> _Описание задания_:
Отредактируйте фрагмент текста о западниках между «Подобно зарубежным попутчикам, западники» и «со сталинским руководством.» включительно и приведите его полностью, заменив «большевистские гиганты» на «большевистские лидеры».

> _Извлеченный текст_:
* * *
Подобно зарубежным попутчикам, западники представляли собой весьма разнородную группу. Прежде всего, в ее состав входило несколько ведущих деятелей партии-государства, тесно связанных со сферой международных отношений: бывший троцкист Карл Радек, который в начале 1930-х годов стал одним из главных советников Сталина по международным вопросам, бывший «правый уклонист» Николай Бухарин, который в середине 1930-х начал вторую карьеру в качестве международного эмиссара и публициста, и Горький, лично знавший и принимавший самых важных гостей из-за рубежа — таких, как Г. Уэллс. Все эти большевистские гиганты, вовлеченные в отношения Советского Союза с Западом, имели в своем активе непростое прошлое или особые отношения со сталинским руководством.
* * *
> _Сохраненные строки_:
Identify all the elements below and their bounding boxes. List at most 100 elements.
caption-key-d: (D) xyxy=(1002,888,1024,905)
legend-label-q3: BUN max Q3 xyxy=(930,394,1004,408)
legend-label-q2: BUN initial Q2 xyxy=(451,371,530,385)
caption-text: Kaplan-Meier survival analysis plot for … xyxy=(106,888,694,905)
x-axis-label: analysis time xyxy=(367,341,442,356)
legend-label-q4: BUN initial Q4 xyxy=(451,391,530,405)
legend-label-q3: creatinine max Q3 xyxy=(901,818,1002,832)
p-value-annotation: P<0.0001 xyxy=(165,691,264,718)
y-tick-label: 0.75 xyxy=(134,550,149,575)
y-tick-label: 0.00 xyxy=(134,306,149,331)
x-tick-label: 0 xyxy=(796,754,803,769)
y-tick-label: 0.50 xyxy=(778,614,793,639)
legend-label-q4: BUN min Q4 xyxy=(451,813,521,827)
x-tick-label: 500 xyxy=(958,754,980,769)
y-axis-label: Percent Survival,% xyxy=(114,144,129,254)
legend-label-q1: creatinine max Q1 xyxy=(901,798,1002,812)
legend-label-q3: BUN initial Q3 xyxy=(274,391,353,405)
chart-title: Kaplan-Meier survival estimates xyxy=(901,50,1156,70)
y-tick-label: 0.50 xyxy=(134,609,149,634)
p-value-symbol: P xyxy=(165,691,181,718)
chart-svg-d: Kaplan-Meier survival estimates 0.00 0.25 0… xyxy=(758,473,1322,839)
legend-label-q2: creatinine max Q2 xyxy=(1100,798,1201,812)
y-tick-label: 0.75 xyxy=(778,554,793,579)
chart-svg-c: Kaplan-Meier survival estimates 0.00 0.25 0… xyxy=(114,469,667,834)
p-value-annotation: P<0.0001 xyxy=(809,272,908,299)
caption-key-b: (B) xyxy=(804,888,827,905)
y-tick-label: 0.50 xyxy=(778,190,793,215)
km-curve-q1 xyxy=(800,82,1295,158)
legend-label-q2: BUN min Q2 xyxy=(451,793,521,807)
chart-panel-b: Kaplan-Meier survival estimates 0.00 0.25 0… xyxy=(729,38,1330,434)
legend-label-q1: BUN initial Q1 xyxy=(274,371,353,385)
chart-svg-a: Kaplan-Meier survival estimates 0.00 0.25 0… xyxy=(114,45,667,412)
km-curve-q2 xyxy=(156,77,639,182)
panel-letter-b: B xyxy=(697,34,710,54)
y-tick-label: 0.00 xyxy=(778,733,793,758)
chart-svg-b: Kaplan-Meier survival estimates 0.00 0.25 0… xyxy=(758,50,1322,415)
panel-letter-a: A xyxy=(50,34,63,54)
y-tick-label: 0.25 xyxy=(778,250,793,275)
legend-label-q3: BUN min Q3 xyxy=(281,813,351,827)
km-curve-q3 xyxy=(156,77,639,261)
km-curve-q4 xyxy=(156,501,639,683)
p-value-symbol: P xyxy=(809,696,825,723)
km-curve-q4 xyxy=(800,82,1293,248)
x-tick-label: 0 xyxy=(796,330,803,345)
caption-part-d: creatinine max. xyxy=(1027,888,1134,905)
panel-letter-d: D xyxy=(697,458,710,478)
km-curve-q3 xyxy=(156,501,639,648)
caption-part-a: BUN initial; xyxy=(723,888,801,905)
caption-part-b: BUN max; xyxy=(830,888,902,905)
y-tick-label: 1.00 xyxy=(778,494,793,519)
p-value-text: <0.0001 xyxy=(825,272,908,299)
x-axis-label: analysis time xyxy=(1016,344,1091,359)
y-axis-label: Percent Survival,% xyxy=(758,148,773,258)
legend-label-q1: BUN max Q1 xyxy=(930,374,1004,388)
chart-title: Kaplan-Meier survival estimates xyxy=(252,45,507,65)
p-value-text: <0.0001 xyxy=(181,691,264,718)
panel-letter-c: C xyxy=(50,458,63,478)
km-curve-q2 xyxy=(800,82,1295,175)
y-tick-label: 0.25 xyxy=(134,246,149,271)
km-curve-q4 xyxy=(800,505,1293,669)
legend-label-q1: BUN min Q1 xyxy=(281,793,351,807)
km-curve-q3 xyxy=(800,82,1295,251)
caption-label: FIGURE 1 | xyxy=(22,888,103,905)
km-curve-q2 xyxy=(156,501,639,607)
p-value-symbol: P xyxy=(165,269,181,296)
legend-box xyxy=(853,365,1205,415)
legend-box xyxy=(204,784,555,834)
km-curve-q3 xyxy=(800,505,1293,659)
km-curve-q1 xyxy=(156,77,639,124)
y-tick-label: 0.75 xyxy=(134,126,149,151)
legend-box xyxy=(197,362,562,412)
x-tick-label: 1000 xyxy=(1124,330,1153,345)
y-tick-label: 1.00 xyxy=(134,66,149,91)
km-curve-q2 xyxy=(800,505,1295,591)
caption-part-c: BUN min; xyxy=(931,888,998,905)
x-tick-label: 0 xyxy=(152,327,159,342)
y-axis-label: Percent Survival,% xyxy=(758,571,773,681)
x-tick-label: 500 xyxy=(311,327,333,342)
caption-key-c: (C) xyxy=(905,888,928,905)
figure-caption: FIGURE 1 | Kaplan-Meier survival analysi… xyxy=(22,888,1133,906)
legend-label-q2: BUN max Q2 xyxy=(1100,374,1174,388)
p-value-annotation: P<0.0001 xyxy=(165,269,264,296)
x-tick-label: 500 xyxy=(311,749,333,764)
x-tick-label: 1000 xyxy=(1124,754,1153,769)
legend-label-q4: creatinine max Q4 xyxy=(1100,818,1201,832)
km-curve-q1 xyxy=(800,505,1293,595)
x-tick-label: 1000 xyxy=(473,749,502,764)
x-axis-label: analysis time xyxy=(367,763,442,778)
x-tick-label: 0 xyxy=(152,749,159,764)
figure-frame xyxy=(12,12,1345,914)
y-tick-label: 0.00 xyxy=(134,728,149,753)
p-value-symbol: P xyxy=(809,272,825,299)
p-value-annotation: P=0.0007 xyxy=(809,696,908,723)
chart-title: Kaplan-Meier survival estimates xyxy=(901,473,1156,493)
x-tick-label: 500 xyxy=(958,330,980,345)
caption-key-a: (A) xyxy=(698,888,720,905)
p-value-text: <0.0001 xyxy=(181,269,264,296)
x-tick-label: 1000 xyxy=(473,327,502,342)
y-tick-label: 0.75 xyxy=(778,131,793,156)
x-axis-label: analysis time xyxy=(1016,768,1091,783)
* * *
> _Правильный результат_:
Подобно зарубежным попутчикам, западники представляли собой весьма разнородную группу. Прежде всего, в ее состав входило несколько ведущих деятелей партии-государства, тесно связанных со сферой международных отношений: бывший троцкист Карл Радек, который в начале 1930-х годов стал одним из главных советников Сталина по международным вопросам, бывший «правый уклонист» Николай Бухарин, который в середине 1930-х начал вторую карьеру в качестве международного эмиссара и публициста, и Горький, лично знавший и принимавший самых важных гостей из-за рубежа — таких, как Г. Уэллс. Все эти большевистские лидеры, вовлеченные в отношения Советского Союза с Западом, имели в своем активе непростое прошлое или особые отношения со сталинским руководством.